- Task data -
## START

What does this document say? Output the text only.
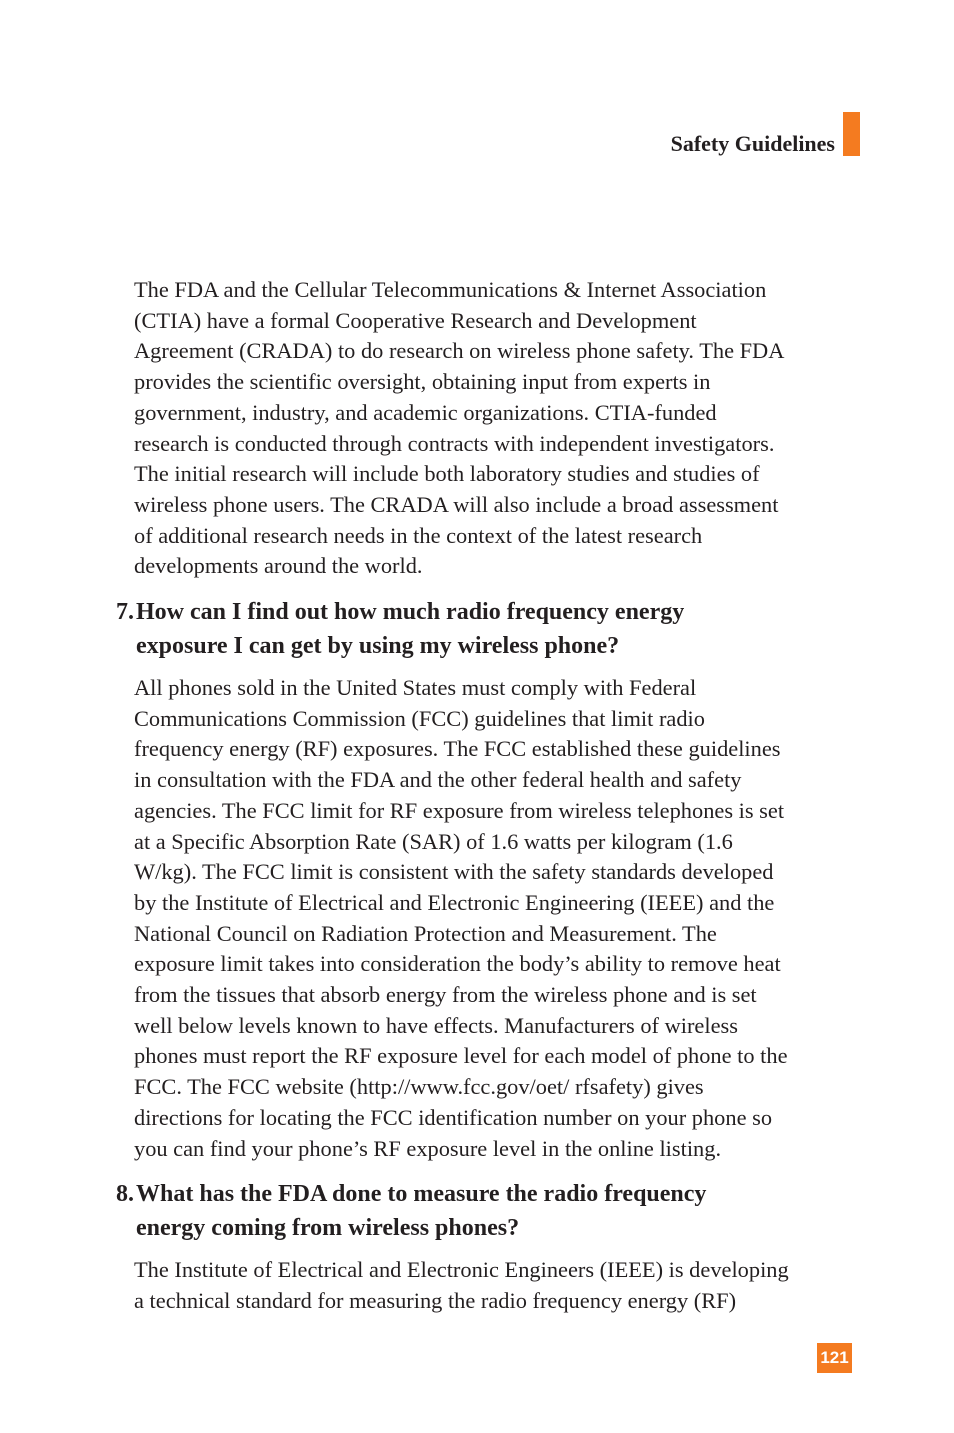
Safety Guidelines

The FDA and the Cellular Telecommunications & Internet Association
(CTIA) have a formal Cooperative Research and Development
Agreement (CRADA) to do research on wireless phone safety. The FDA
provides the scientific oversight, obtaining input from experts in
government, industry, and academic organizations. CTIA-funded
research is conducted through contracts with independent investigators.
The initial research will include both laboratory studies and studies of
wireless phone users. The CRADA will also include a broad assessment
of additional research needs in the context of the latest research
developments around the world.

7. How can I find out how much radio frequency energy
exposure I can get by using my wireless phone?

All phones sold in the United States must comply with Federal
Communications Commission (FCC) guidelines that limit radio
frequency energy (RF) exposures. The FCC established these guidelines
in consultation with the FDA and the other federal health and safety
agencies. The FCC limit for RF exposure from wireless telephones is set
at a Specific Absorption Rate (SAR) of 1.6 watts per kilogram (1.6
W/kg). The FCC limit is consistent with the safety standards developed
by the Institute of Electrical and Electronic Engineering (IEEE) and the
National Council on Radiation Protection and Measurement. The
exposure limit takes into consideration the body’s ability to remove heat
from the tissues that absorb energy from the wireless phone and is set
well below levels known to have effects. Manufacturers of wireless
phones must report the RF exposure level for each model of phone to the
FCC. The FCC website (http://www.fcc.gov/oet/ rfsafety) gives
directions for locating the FCC identification number on your phone so
you can find your phone’s RF exposure level in the online listing.

8. What has the FDA done to measure the radio frequency
energy coming from wireless phones?

The Institute of Electrical and Electronic Engineers (IEEE) is developing
a technical standard for measuring the radio frequency energy (RF)

121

## END

- Written request -
Pick out each line in the material containing "Institute".

- Result of this task -
by the Institute of Electrical and Electronic Engineering (IEEE) and the
The Institute of Electrical and Electronic Engineers (IEEE) is developing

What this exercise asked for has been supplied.